[Dataset entries]
----
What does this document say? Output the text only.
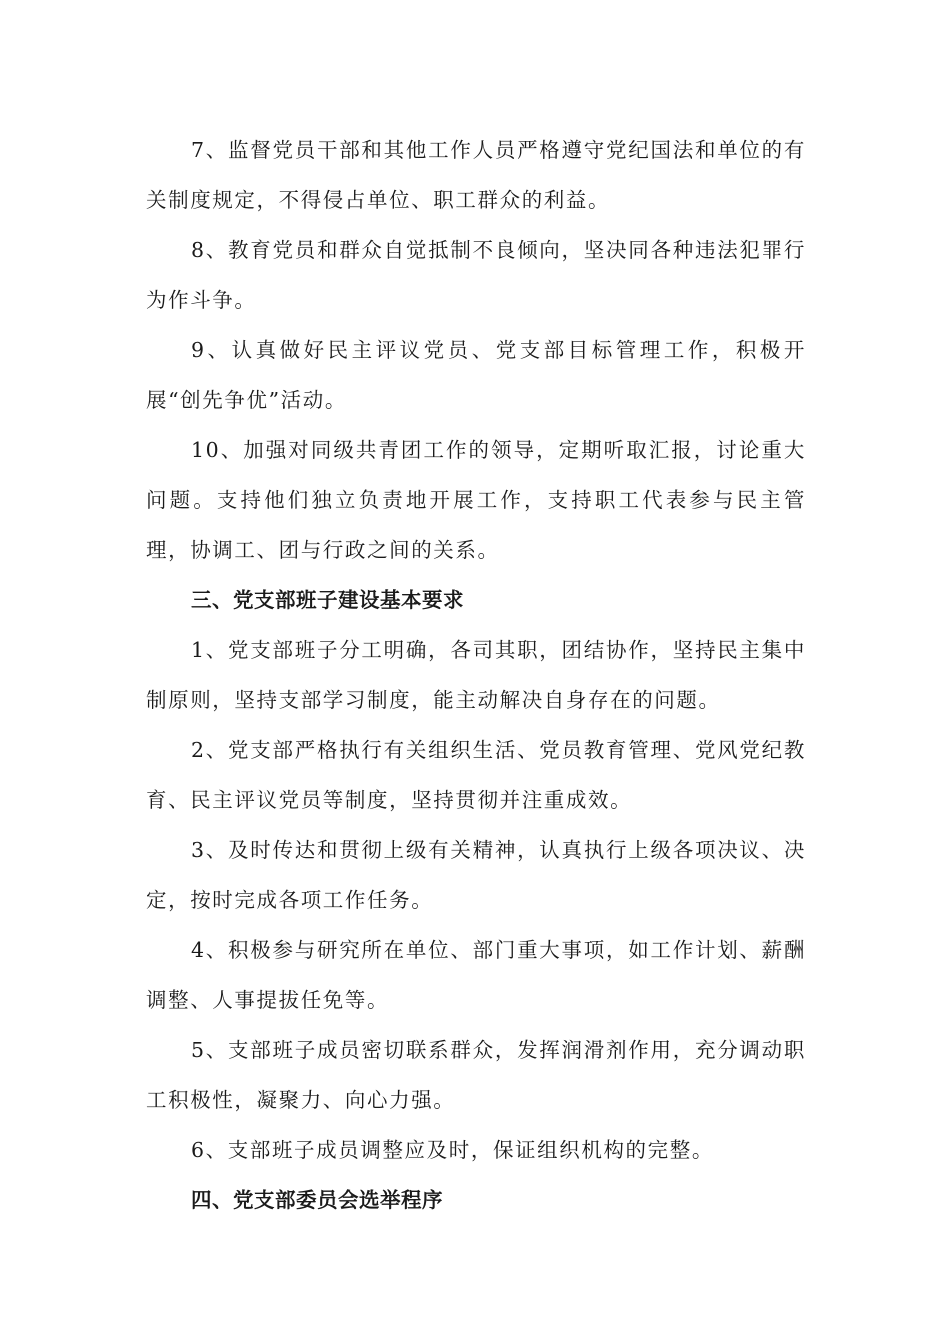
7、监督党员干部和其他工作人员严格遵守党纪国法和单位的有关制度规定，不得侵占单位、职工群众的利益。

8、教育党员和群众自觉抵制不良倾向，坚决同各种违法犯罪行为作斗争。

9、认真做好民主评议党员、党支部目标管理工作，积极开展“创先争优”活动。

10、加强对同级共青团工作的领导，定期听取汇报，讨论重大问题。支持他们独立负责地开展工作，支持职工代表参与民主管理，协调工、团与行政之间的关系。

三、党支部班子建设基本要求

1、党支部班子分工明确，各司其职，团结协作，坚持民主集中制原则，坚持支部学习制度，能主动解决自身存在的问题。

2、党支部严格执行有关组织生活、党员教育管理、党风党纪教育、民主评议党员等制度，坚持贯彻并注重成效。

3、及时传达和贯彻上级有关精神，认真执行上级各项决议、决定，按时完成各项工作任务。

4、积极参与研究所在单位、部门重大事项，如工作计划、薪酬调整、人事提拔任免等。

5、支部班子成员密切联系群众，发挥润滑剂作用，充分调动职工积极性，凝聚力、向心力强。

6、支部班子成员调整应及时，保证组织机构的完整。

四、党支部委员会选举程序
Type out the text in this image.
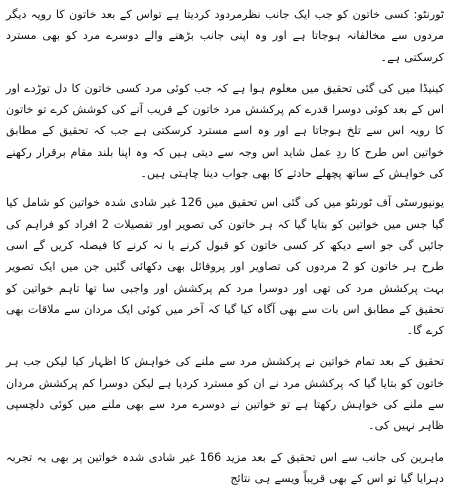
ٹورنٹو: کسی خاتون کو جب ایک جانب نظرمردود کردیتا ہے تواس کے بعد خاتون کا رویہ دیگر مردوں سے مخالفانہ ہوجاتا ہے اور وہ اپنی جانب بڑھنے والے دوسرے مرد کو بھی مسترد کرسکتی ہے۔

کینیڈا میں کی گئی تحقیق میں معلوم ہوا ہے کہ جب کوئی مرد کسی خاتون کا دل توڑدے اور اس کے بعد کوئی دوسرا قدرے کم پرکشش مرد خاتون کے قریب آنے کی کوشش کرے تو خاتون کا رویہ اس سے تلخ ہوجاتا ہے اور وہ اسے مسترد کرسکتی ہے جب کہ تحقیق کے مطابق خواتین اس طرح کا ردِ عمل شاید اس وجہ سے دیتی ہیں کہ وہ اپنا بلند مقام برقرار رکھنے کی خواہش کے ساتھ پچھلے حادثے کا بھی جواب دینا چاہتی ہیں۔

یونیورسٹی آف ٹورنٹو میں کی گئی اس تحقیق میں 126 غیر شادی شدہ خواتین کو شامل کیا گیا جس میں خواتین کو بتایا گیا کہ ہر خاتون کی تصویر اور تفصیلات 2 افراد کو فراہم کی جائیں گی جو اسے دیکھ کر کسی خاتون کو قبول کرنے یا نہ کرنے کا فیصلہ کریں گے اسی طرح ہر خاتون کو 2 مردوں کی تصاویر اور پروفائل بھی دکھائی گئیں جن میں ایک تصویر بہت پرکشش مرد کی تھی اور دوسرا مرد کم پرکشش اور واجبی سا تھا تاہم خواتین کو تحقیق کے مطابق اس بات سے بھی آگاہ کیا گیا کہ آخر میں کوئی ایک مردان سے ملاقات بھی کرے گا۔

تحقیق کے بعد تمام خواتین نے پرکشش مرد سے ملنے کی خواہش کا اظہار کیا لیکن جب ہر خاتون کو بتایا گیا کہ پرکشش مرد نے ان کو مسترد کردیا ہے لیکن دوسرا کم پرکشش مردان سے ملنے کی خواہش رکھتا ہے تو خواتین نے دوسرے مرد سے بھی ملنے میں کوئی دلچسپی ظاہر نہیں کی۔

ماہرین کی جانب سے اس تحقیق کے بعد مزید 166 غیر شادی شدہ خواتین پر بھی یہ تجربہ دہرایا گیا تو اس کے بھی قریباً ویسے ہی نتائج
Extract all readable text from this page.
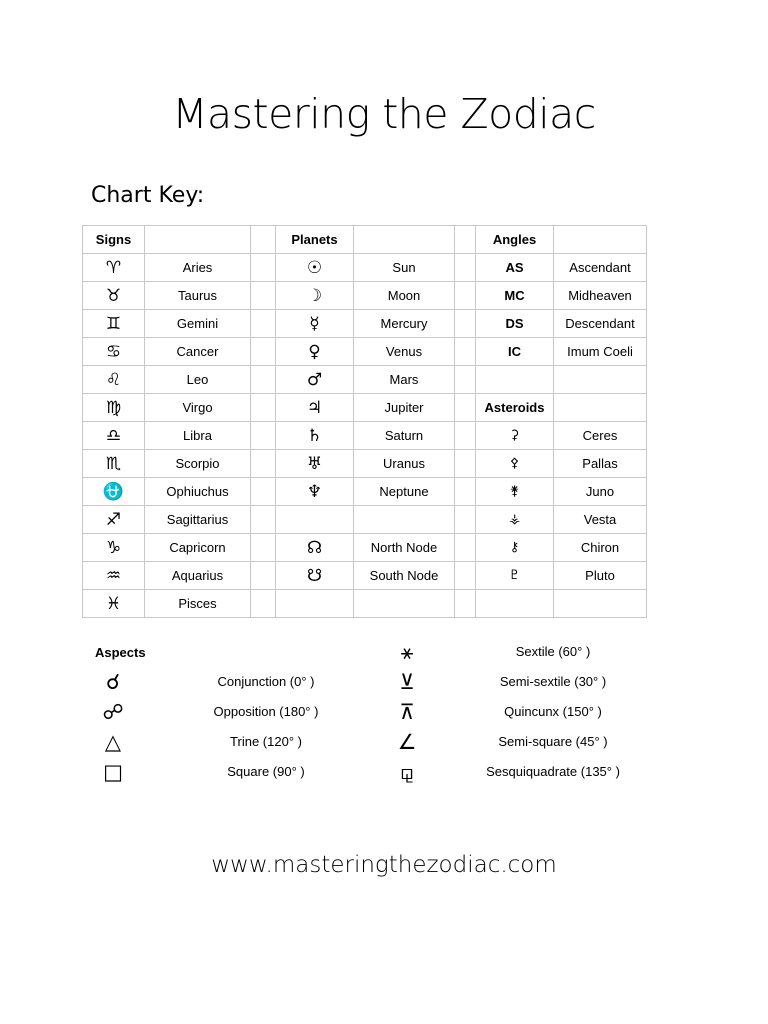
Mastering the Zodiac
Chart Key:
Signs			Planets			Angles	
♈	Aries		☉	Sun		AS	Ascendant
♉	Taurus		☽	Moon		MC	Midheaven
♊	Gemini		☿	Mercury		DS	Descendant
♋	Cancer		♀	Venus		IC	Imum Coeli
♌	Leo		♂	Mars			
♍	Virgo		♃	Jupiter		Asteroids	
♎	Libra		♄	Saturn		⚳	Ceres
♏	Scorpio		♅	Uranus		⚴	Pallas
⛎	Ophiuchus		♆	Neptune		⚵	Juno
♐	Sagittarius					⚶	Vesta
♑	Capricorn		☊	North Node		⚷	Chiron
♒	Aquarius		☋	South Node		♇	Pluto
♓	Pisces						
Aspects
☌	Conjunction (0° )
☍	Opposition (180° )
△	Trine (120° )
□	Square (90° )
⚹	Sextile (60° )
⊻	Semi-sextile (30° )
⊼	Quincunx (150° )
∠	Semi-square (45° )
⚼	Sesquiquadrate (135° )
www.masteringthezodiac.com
----
**What the task requires:**
Pull out all lines from the entries above that include the word "کرسکتی".

**Result of this task:**
ٹورنٹو: کسی خاتون کو جب ایک جانب نظرمردود کردیتا ہے تواس کے بعد خاتون کا رویہ دیگر مردوں سے مخالفانہ ہوجاتا ہے اور وہ اپنی جانب بڑھنے والے دوسرے مرد کو بھی مسترد کرسکتی ہے۔
کینیڈا میں کی گئی تحقیق میں معلوم ہوا ہے کہ جب کوئی مرد کسی خاتون کا دل توڑدے اور اس کے بعد کوئی دوسرا قدرے کم پرکشش مرد خاتون کے قریب آنے کی کوشش کرے تو خاتون کا رویہ اس سے تلخ ہوجاتا ہے اور وہ اسے مسترد کرسکتی ہے جب کہ تحقیق کے مطابق خواتین اس طرح کا ردِ عمل شاید اس وجہ سے دیتی ہیں کہ وہ اپنا بلند مقام برقرار رکھنے کی خواہش کے ساتھ پچھلے حادثے کا بھی جواب دینا چاہتی ہیں۔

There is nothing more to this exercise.